▼
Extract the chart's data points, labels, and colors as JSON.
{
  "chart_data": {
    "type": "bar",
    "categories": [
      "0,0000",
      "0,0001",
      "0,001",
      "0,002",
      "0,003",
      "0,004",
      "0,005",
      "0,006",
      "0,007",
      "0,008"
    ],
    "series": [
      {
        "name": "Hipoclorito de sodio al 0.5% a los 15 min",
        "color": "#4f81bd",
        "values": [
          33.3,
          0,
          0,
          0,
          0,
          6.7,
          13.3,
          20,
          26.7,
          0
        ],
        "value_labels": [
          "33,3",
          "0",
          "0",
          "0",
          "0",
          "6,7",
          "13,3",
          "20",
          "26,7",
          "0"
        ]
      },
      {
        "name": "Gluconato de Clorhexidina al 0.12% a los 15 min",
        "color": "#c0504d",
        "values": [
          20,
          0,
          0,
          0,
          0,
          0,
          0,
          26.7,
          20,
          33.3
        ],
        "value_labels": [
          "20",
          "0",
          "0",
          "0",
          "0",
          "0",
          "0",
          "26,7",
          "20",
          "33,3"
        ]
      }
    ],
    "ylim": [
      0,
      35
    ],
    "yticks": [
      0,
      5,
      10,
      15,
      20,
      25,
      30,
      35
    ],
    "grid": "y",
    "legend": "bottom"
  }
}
▲
Required task →
Give the material above again, word for word.

Exercise response →
Extract the chart's data points, labels, and colors as JSON.
{
  "chart_data": {
    "type": "bar",
    "categories": [
      "0,0000",
      "0,0001",
      "0,001",
      "0,002",
      "0,003",
      "0,004",
      "0,005",
      "0,006",
      "0,007",
      "0,008"
    ],
    "series": [
      {
        "name": "Hipoclorito de sodio al 0.5% a los 15 min",
        "color": "#4f81bd",
        "values": [
          33.3,
          0,
          0,
          0,
          0,
          6.7,
          13.3,
          20,
          26.7,
          0
        ],
        "value_labels": [
          "33,3",
          "0",
          "0",
          "0",
          "0",
          "6,7",
          "13,3",
          "20",
          "26,7",
          "0"
        ]
      },
      {
        "name": "Gluconato de Clorhexidina al 0.12% a los 15 min",
        "color": "#c0504d",
        "values": [
          20,
          0,
          0,
          0,
          0,
          0,
          0,
          26.7,
          20,
          33.3
        ],
        "value_labels": [
          "20",
          "0",
          "0",
          "0",
          "0",
          "0",
          "0",
          "26,7",
          "20",
          "33,3"
        ]
      }
    ],
    "ylim": [
      0,
      35
    ],
    "yticks": [
      0,
      5,
      10,
      15,
      20,
      25,
      30,
      35
    ],
    "grid": "y",
    "legend": "bottom"
  }
}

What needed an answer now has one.